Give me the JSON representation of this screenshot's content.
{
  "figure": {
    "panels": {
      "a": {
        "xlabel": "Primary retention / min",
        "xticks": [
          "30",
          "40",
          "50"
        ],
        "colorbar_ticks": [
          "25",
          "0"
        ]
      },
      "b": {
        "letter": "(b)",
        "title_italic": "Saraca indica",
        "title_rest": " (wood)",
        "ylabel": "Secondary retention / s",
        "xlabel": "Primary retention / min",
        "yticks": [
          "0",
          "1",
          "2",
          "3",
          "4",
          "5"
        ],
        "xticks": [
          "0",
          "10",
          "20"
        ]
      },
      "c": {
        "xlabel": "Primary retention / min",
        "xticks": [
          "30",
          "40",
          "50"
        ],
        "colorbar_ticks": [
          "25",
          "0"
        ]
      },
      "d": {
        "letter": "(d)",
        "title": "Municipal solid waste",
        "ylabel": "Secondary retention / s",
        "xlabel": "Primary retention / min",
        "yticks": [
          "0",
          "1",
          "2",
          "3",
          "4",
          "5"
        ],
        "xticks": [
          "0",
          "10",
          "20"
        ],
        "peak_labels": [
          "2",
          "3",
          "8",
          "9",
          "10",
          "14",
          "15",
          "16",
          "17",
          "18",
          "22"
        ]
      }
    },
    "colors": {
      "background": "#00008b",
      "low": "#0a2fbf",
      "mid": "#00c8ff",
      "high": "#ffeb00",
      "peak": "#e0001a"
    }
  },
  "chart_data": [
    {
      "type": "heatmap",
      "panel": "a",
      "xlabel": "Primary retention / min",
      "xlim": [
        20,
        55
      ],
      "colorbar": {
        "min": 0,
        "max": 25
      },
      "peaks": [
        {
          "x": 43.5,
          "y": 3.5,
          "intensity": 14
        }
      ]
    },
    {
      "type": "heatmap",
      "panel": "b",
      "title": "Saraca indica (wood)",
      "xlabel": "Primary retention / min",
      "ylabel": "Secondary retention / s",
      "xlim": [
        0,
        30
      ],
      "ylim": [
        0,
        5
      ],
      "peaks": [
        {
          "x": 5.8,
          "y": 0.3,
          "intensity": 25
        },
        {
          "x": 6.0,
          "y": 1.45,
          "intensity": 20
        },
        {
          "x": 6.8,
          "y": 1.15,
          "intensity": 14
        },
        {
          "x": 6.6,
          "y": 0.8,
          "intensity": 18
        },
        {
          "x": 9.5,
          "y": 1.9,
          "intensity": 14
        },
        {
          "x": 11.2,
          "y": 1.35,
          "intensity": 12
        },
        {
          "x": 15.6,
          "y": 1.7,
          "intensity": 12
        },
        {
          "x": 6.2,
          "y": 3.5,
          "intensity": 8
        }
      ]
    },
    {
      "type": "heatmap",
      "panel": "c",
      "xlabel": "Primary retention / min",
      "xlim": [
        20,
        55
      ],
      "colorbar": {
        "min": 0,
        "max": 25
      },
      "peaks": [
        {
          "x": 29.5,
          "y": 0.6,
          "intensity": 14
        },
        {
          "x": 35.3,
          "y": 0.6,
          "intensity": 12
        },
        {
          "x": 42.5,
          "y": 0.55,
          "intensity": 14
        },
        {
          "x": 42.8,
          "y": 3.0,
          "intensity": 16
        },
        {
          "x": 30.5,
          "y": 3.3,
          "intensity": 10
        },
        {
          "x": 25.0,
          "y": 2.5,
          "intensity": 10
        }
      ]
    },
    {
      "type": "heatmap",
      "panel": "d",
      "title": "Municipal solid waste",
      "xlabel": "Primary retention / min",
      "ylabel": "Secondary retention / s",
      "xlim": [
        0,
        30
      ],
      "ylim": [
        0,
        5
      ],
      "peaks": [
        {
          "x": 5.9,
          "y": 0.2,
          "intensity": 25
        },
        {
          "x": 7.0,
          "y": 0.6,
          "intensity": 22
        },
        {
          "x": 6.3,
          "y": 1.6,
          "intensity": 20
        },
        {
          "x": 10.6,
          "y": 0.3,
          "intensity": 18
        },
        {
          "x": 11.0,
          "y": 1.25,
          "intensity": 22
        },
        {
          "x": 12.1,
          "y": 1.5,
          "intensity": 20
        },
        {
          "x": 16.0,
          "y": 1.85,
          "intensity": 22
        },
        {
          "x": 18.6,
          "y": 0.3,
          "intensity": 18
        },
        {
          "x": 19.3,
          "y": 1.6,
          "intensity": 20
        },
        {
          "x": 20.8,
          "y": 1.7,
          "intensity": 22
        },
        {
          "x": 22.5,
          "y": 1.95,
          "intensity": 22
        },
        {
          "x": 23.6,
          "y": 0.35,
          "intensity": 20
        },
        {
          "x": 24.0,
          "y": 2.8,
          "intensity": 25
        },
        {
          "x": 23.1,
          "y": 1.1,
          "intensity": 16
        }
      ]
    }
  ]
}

════════════════

THE REQUEST:
Nothing may be left out: return each entry exactly as it reads.

OUTPUT:
Give me the JSON representation of this screenshot's content.
{
  "figure": {
    "panels": {
      "a": {
        "xlabel": "Primary retention / min",
        "xticks": [
          "30",
          "40",
          "50"
        ],
        "colorbar_ticks": [
          "25",
          "0"
        ]
      },
      "b": {
        "letter": "(b)",
        "title_italic": "Saraca indica",
        "title_rest": " (wood)",
        "ylabel": "Secondary retention / s",
        "xlabel": "Primary retention / min",
        "yticks": [
          "0",
          "1",
          "2",
          "3",
          "4",
          "5"
        ],
        "xticks": [
          "0",
          "10",
          "20"
        ]
      },
      "c": {
        "xlabel": "Primary retention / min",
        "xticks": [
          "30",
          "40",
          "50"
        ],
        "colorbar_ticks": [
          "25",
          "0"
        ]
      },
      "d": {
        "letter": "(d)",
        "title": "Municipal solid waste",
        "ylabel": "Secondary retention / s",
        "xlabel": "Primary retention / min",
        "yticks": [
          "0",
          "1",
          "2",
          "3",
          "4",
          "5"
        ],
        "xticks": [
          "0",
          "10",
          "20"
        ],
        "peak_labels": [
          "2",
          "3",
          "8",
          "9",
          "10",
          "14",
          "15",
          "16",
          "17",
          "18",
          "22"
        ]
      }
    },
    "colors": {
      "background": "#00008b",
      "low": "#0a2fbf",
      "mid": "#00c8ff",
      "high": "#ffeb00",
      "peak": "#e0001a"
    }
  },
  "chart_data": [
    {
      "type": "heatmap",
      "panel": "a",
      "xlabel": "Primary retention / min",
      "xlim": [
        20,
        55
      ],
      "colorbar": {
        "min": 0,
        "max": 25
      },
      "peaks": [
        {
          "x": 43.5,
          "y": 3.5,
          "intensity": 14
        }
      ]
    },
    {
      "type": "heatmap",
      "panel": "b",
      "title": "Saraca indica (wood)",
      "xlabel": "Primary retention / min",
      "ylabel": "Secondary retention / s",
      "xlim": [
        0,
        30
      ],
      "ylim": [
        0,
        5
      ],
      "peaks": [
        {
          "x": 5.8,
          "y": 0.3,
          "intensity": 25
        },
        {
          "x": 6.0,
          "y": 1.45,
          "intensity": 20
        },
        {
          "x": 6.8,
          "y": 1.15,
          "intensity": 14
        },
        {
          "x": 6.6,
          "y": 0.8,
          "intensity": 18
        },
        {
          "x": 9.5,
          "y": 1.9,
          "intensity": 14
        },
        {
          "x": 11.2,
          "y": 1.35,
          "intensity": 12
        },
        {
          "x": 15.6,
          "y": 1.7,
          "intensity": 12
        },
        {
          "x": 6.2,
          "y": 3.5,
          "intensity": 8
        }
      ]
    },
    {
      "type": "heatmap",
      "panel": "c",
      "xlabel": "Primary retention / min",
      "xlim": [
        20,
        55
      ],
      "colorbar": {
        "min": 0,
        "max": 25
      },
      "peaks": [
        {
          "x": 29.5,
          "y": 0.6,
          "intensity": 14
        },
        {
          "x": 35.3,
          "y": 0.6,
          "intensity": 12
        },
        {
          "x": 42.5,
          "y": 0.55,
          "intensity": 14
        },
        {
          "x": 42.8,
          "y": 3.0,
          "intensity": 16
        },
        {
          "x": 30.5,
          "y": 3.3,
          "intensity": 10
        },
        {
          "x": 25.0,
          "y": 2.5,
          "intensity": 10
        }
      ]
    },
    {
      "type": "heatmap",
      "panel": "d",
      "title": "Municipal solid waste",
      "xlabel": "Primary retention / min",
      "ylabel": "Secondary retention / s",
      "xlim": [
        0,
        30
      ],
      "ylim": [
        0,
        5
      ],
      "peaks": [
        {
          "x": 5.9,
          "y": 0.2,
          "intensity": 25
        },
        {
          "x": 7.0,
          "y": 0.6,
          "intensity": 22
        },
        {
          "x": 6.3,
          "y": 1.6,
          "intensity": 20
        },
        {
          "x": 10.6,
          "y": 0.3,
          "intensity": 18
        },
        {
          "x": 11.0,
          "y": 1.25,
          "intensity": 22
        },
        {
          "x": 12.1,
          "y": 1.5,
          "intensity": 20
        },
        {
          "x": 16.0,
          "y": 1.85,
          "intensity": 22
        },
        {
          "x": 18.6,
          "y": 0.3,
          "intensity": 18
        },
        {
          "x": 19.3,
          "y": 1.6,
          "intensity": 20
        },
        {
          "x": 20.8,
          "y": 1.7,
          "intensity": 22
        },
        {
          "x": 22.5,
          "y": 1.95,
          "intensity": 22
        },
        {
          "x": 23.6,
          "y": 0.35,
          "intensity": 20
        },
        {
          "x": 24.0,
          "y": 2.8,
          "intensity": 25
        },
        {
          "x": 23.1,
          "y": 1.1,
          "intensity": 16
        }
      ]
    }
  ]
}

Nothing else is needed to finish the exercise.